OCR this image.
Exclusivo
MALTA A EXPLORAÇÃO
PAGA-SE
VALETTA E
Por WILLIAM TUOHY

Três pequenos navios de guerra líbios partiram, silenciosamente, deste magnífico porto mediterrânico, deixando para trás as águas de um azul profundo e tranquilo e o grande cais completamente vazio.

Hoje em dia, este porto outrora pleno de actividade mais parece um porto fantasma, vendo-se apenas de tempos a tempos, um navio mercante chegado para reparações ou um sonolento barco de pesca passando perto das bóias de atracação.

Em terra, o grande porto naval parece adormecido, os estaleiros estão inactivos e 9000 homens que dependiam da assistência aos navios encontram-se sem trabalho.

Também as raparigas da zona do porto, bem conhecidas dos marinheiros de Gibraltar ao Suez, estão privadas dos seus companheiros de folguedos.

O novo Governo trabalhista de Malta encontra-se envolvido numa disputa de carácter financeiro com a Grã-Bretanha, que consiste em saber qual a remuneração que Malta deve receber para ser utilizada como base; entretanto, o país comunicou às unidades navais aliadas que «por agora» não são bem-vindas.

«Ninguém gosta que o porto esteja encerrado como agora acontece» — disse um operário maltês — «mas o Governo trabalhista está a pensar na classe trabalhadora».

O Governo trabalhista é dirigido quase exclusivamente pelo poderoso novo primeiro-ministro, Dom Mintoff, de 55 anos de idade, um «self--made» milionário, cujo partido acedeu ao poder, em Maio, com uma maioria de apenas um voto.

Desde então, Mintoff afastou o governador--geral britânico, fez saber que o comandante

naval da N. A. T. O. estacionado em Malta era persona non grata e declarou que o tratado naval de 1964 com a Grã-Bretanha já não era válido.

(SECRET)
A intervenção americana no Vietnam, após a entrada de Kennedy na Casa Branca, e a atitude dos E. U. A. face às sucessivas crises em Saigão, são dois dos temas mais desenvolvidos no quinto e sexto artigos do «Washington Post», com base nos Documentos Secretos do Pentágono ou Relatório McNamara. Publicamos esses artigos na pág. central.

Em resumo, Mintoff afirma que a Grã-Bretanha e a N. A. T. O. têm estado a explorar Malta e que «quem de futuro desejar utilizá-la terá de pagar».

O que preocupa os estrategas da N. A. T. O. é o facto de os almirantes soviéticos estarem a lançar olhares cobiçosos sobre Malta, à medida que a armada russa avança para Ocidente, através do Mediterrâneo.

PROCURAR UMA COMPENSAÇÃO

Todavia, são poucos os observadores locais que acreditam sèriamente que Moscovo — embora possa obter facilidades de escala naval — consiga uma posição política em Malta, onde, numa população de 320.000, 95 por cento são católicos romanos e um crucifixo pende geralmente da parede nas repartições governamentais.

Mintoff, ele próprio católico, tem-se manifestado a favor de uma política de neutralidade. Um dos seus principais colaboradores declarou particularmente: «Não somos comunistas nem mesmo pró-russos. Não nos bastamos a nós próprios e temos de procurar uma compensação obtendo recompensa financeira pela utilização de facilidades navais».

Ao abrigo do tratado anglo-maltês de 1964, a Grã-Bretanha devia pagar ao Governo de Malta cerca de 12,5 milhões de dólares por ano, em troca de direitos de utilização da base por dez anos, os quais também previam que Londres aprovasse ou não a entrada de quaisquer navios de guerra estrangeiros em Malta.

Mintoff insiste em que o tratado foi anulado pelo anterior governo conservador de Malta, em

■ Task description ■
Going through the lines above one by one, tally those with the word "utilização" and give only the total.

■ Expected output ■
2